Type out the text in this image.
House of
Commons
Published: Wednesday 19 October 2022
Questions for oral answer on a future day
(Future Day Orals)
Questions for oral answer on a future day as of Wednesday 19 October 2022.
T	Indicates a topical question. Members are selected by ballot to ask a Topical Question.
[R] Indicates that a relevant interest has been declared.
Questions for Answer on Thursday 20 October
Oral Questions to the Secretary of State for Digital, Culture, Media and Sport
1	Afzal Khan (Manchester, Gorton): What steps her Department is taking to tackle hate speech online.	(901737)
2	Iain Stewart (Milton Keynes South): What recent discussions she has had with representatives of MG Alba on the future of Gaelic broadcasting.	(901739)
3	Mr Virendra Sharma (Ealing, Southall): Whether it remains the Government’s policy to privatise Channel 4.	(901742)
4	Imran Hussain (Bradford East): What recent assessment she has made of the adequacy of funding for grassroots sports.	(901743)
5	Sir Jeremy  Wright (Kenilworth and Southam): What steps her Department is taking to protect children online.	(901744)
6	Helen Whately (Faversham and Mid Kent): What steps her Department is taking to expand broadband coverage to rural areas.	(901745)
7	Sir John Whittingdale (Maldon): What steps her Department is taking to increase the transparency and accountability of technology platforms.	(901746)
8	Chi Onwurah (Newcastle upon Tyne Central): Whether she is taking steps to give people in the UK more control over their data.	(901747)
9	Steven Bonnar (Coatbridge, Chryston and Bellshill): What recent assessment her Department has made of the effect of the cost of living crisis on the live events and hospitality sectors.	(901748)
—————
● EXERCISE BRIEF:
Write out the records shown above, exactly as they appear.

● SOLUTION TO THIS EXERCISE:
Type out the text in this image.
House of
Commons
Published: Wednesday 19 October 2022
Questions for oral answer on a future day
(Future Day Orals)
Questions for oral answer on a future day as of Wednesday 19 October 2022.
T	Indicates a topical question. Members are selected by ballot to ask a Topical Question.
[R] Indicates that a relevant interest has been declared.
Questions for Answer on Thursday 20 October
Oral Questions to the Secretary of State for Digital, Culture, Media and Sport
1	Afzal Khan (Manchester, Gorton): What steps her Department is taking to tackle hate speech online.	(901737)
2	Iain Stewart (Milton Keynes South): What recent discussions she has had with representatives of MG Alba on the future of Gaelic broadcasting.	(901739)
3	Mr Virendra Sharma (Ealing, Southall): Whether it remains the Government’s policy to privatise Channel 4.	(901742)
4	Imran Hussain (Bradford East): What recent assessment she has made of the adequacy of funding for grassroots sports.	(901743)
5	Sir Jeremy  Wright (Kenilworth and Southam): What steps her Department is taking to protect children online.	(901744)
6	Helen Whately (Faversham and Mid Kent): What steps her Department is taking to expand broadband coverage to rural areas.	(901745)
7	Sir John Whittingdale (Maldon): What steps her Department is taking to increase the transparency and accountability of technology platforms.	(901746)
8	Chi Onwurah (Newcastle upon Tyne Central): Whether she is taking steps to give people in the UK more control over their data.	(901747)
9	Steven Bonnar (Coatbridge, Chryston and Bellshill): What recent assessment her Department has made of the effect of the cost of living crisis on the live events and hospitality sectors.	(901748)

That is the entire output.